| Collection entries |
────────────────────────────────────────

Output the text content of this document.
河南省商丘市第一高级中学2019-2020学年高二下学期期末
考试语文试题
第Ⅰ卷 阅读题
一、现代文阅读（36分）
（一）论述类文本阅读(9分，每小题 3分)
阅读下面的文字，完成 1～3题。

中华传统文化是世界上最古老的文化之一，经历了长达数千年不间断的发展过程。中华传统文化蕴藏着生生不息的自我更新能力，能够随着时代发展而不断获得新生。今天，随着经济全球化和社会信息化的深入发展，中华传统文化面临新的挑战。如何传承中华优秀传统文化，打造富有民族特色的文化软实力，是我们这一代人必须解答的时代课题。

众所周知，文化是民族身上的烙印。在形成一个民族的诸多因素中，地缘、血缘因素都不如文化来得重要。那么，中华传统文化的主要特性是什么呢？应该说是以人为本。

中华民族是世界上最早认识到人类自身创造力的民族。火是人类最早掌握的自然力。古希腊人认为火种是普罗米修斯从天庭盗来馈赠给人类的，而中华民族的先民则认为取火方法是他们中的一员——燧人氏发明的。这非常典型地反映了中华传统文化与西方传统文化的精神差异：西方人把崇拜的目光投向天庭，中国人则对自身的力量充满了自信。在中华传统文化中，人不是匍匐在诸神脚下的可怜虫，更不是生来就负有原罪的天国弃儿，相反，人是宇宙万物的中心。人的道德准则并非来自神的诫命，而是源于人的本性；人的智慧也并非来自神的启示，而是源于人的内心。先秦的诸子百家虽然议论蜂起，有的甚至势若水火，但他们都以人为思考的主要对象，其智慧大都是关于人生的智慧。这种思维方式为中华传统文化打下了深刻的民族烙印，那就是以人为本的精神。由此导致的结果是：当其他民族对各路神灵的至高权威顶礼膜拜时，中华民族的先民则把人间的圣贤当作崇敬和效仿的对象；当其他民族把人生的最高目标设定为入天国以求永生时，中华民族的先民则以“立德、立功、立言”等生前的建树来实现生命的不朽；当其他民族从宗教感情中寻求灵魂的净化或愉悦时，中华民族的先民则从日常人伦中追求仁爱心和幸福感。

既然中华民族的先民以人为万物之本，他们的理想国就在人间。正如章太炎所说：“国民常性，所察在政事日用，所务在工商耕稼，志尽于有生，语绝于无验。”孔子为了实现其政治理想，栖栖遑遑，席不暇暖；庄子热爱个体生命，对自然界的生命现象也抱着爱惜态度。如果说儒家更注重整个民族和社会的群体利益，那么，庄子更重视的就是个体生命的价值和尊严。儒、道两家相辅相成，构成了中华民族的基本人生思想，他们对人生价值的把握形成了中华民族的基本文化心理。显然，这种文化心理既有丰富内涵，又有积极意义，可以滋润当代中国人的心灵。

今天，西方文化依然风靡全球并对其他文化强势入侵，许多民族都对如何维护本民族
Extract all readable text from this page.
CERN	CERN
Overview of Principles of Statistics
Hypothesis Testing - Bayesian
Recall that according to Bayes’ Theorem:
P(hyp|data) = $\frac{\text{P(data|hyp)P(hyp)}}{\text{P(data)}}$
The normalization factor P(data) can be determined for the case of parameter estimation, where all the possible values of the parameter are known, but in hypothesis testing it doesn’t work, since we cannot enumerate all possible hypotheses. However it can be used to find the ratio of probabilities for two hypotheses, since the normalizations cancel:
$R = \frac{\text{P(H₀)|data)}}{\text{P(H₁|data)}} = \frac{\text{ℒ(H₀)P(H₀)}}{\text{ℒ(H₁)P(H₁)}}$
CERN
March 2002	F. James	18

────────────────────────────────────────

| TASK OBJECTIVE |
In the records above, collect each line with "this".

| TASK RESULT |
Output the text content of this document.
Extract all readable text from this page.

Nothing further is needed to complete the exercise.